-- START --
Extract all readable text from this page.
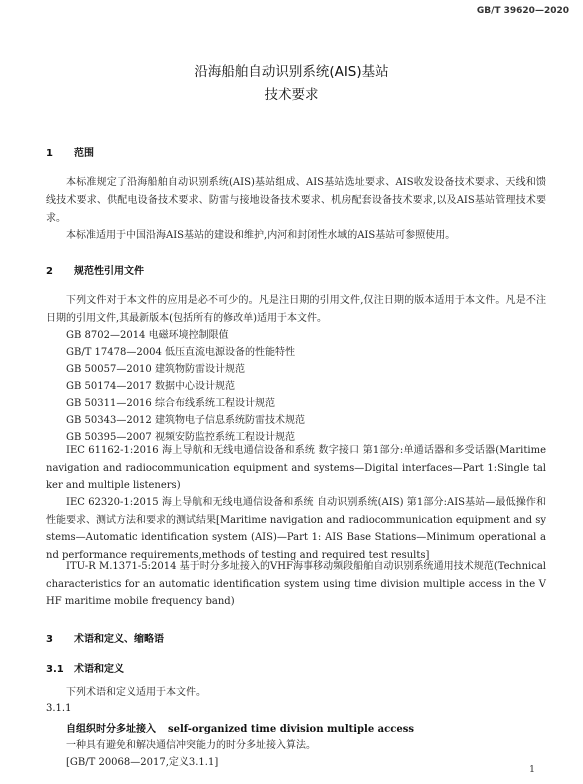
GB/T 39620—2020
沿海船舶自动识别系统(AIS)基站
技术要求
1 范围
本标准规定了沿海船舶自动识别系统(AIS)基站组成、AIS基站选址要求、AIS收发设备技术要求、天线和馈线技术要求、供配电设备技术要求、防雷与接地设备技术要求、机房配套设备技术要求,以及AIS基站管理技术要求。
本标准适用于中国沿海AIS基站的建设和维护,内河和封闭性水域的AIS基站可参照使用。
2 规范性引用文件
下列文件对于本文件的应用是必不可少的。凡是注日期的引用文件,仅注日期的版本适用于本文件。凡是不注日期的引用文件,其最新版本(包括所有的修改单)适用于本文件。
GB 8702—2014 电磁环境控制限值
GB/T 17478—2004 低压直流电源设备的性能特性
GB 50057—2010 建筑物防雷设计规范
GB 50174—2017 数据中心设计规范
GB 50311—2016 综合布线系统工程设计规范
GB 50343—2012 建筑物电子信息系统防雷技术规范
GB 50395—2007 视频安防监控系统工程设计规范
IEC 61162-1:2016 海上导航和无线电通信设备和系统 数字接口 第1部分:单通话器和多受话器(Maritime navigation and radiocommunication equipment and systems—Digital interfaces—Part 1:Single talker and multiple listeners)
IEC 62320-1:2015 海上导航和无线电通信设备和系统 自动识别系统(AIS) 第1部分:AIS基站—最低操作和性能要求、测试方法和要求的测试结果[Maritime navigation and radiocommunication equipment and systems—Automatic identification system (AIS)—Part 1: AIS Base Stations—Minimum operational and performance requirements,methods of testing and required test results]
ITU-R M.1371-5:2014 基于时分多址接入的VHF海事移动频段船舶自动识别系统通用技术规范(Technical characteristics for an automatic identification system using time division multiple access in the VHF maritime mobile frequency band)
3 术语和定义、缩略语
3.1 术语和定义
下列术语和定义适用于本文件。
3.1.1
自组织时分多址接入 self-organized time division multiple access
一种具有避免和解决通信冲突能力的时分多址接入算法。
[GB/T 20068—2017,定义3.1.1]
1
-- END --
YOUR INSTRUCTIONS → Search the data for "access". Copy every matching line.

OUTPUT FOR THIS EXERCISE →
ITU-R M.1371-5:2014 基于时分多址接入的VHF海事移动频段船舶自动识别系统通用技术规范(Technical characteristics for an automatic identification system using time division multiple access in the VHF maritime mobile frequency band)
自组织时分多址接入 self-organized time division multiple access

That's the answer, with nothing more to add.